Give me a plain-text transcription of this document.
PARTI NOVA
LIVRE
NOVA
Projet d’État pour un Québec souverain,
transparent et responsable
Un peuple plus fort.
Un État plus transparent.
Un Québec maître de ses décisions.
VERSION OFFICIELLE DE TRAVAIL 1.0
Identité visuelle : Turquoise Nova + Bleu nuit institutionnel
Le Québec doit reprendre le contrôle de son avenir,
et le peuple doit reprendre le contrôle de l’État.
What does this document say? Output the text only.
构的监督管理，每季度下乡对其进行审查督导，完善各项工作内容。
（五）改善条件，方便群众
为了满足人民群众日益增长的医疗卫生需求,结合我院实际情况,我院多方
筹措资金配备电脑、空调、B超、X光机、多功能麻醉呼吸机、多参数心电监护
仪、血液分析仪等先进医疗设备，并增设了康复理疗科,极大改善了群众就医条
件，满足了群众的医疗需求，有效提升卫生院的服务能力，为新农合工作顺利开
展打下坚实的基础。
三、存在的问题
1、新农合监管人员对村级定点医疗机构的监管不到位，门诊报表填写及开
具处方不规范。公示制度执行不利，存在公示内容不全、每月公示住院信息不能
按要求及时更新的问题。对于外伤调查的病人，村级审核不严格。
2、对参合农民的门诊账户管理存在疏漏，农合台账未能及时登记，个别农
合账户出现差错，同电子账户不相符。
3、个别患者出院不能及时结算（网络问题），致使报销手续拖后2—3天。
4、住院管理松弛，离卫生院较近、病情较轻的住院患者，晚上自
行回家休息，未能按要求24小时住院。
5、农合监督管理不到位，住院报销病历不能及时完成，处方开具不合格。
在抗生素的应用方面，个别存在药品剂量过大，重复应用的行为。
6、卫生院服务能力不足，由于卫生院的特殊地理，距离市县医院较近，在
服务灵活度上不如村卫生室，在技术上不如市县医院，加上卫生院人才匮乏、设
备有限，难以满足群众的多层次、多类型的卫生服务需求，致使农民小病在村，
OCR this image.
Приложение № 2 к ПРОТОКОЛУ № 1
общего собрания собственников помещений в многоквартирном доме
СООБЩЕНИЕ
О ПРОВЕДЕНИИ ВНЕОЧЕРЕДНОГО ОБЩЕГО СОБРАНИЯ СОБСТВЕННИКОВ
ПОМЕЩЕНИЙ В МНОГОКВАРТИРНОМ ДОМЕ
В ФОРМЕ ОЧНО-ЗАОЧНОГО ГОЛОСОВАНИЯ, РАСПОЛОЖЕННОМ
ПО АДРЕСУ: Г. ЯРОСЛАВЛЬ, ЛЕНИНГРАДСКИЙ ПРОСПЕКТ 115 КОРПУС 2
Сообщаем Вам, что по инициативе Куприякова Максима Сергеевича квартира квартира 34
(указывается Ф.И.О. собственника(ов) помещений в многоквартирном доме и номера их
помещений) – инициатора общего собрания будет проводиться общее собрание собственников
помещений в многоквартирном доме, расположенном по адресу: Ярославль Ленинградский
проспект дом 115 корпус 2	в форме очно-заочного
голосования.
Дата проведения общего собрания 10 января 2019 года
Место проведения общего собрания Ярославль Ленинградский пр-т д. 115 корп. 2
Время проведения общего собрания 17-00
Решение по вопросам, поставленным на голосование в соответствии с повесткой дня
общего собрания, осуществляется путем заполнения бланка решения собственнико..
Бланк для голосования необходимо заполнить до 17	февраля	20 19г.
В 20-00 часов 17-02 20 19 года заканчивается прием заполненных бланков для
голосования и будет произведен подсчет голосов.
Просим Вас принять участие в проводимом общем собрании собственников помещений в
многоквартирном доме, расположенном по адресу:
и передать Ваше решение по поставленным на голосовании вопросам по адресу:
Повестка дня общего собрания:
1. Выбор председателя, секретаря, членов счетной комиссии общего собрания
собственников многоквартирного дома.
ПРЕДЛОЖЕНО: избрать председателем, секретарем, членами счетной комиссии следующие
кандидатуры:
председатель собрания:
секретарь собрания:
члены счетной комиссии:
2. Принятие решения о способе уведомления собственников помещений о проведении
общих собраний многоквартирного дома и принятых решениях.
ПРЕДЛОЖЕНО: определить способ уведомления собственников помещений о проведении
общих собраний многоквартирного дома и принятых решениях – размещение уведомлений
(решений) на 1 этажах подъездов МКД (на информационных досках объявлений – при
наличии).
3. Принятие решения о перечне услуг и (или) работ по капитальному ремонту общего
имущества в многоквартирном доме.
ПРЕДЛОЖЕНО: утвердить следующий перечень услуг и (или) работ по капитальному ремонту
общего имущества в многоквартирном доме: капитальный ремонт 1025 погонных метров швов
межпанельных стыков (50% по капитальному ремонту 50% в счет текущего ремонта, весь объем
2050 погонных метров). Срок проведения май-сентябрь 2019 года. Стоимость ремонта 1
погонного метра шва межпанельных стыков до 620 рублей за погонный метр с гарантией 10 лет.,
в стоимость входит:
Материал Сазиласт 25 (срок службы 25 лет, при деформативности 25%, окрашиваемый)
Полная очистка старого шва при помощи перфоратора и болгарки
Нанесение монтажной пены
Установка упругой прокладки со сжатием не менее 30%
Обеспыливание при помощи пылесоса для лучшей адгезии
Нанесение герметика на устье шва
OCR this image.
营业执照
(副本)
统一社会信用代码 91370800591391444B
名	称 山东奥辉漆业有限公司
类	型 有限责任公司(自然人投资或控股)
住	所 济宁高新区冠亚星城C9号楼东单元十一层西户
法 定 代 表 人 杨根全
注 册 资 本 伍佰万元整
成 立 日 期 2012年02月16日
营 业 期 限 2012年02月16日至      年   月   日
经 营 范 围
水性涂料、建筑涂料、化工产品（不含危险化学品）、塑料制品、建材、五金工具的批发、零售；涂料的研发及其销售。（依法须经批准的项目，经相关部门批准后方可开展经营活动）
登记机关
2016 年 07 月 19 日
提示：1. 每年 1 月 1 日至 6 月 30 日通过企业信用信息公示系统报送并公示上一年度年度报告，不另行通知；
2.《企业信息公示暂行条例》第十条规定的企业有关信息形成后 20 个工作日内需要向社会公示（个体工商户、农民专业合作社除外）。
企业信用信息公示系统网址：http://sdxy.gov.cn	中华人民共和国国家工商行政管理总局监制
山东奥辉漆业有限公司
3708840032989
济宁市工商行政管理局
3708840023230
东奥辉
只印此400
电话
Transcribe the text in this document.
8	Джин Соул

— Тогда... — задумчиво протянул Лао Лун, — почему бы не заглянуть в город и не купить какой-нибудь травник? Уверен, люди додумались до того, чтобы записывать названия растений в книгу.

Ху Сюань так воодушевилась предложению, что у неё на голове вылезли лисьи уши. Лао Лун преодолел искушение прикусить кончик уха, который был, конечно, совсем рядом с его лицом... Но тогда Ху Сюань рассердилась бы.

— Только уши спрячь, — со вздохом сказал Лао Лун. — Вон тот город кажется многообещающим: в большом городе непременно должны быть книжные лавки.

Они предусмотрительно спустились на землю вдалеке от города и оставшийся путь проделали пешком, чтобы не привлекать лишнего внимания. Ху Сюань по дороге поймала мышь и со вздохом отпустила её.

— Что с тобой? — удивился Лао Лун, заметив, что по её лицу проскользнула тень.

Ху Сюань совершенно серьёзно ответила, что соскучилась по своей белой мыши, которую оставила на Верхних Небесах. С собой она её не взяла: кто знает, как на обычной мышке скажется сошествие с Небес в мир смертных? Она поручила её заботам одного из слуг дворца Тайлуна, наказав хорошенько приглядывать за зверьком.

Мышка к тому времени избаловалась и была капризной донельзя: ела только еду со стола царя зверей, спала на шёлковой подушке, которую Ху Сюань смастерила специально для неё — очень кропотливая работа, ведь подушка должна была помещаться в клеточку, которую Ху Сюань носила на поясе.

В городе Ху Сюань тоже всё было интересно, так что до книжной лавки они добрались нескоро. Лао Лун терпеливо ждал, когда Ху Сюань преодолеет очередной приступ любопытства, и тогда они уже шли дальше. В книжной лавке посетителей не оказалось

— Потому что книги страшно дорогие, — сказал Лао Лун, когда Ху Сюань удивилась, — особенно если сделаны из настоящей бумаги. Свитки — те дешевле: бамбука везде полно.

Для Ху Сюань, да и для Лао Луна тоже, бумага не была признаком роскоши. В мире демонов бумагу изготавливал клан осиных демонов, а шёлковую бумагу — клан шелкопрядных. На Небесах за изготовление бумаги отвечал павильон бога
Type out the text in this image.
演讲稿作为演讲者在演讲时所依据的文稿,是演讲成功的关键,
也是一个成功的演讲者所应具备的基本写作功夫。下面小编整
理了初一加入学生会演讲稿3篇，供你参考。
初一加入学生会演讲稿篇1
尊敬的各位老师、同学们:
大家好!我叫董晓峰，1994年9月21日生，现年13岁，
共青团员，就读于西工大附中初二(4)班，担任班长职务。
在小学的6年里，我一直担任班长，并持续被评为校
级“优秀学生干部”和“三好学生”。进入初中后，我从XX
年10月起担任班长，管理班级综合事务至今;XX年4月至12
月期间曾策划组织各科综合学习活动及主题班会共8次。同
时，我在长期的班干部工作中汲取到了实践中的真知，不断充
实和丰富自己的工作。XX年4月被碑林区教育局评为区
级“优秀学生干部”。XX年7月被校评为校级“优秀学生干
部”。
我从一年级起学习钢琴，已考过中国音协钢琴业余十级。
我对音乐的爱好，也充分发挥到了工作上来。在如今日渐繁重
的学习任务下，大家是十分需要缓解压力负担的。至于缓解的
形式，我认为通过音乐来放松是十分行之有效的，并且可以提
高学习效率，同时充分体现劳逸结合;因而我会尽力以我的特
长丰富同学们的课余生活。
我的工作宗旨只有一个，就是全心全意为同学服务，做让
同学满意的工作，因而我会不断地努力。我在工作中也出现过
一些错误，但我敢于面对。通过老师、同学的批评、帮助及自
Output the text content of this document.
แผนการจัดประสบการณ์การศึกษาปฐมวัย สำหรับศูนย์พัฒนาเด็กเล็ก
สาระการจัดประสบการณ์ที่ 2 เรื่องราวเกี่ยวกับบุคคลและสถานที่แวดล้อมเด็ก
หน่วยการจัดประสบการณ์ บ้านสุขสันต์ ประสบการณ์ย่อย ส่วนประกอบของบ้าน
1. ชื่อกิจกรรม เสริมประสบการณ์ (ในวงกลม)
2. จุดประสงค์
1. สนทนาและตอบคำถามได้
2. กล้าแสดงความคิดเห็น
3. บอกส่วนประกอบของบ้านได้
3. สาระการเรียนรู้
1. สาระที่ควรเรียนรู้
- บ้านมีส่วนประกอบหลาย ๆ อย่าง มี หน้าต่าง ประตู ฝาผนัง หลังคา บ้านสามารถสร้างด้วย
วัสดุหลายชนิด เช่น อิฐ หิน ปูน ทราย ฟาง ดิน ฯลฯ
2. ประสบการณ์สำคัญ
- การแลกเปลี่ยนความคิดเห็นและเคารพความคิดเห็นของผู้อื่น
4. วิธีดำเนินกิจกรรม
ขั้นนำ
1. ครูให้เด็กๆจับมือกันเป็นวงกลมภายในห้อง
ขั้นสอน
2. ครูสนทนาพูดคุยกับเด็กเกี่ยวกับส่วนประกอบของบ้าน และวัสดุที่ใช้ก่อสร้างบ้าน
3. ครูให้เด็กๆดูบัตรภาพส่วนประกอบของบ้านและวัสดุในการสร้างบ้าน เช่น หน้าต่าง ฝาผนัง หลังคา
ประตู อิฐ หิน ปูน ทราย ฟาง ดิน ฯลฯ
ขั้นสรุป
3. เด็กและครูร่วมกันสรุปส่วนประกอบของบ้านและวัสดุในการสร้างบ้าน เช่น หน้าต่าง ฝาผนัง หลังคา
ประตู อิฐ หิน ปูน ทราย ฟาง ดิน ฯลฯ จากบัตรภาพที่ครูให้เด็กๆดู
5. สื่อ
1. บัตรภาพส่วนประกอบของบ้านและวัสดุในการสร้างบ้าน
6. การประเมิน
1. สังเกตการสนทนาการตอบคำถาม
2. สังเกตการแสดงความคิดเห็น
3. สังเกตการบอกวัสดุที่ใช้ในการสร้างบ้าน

**CHALLENGE**
Gather each line in these records that contains the string "ประต".

**CORRECT RESULT**
- บ้านมีส่วนประกอบหลาย ๆ อย่าง มี หน้าต่าง ประตู ฝาผนัง หลังคา บ้านสามารถสร้างด้วย
ประตู อิฐ หิน ปูน ทราย ฟาง ดิน ฯลฯ
ประตู อิฐ หิน ปูน ทราย ฟาง ดิน ฯลฯ จากบัตรภาพที่ครูให้เด็กๆดู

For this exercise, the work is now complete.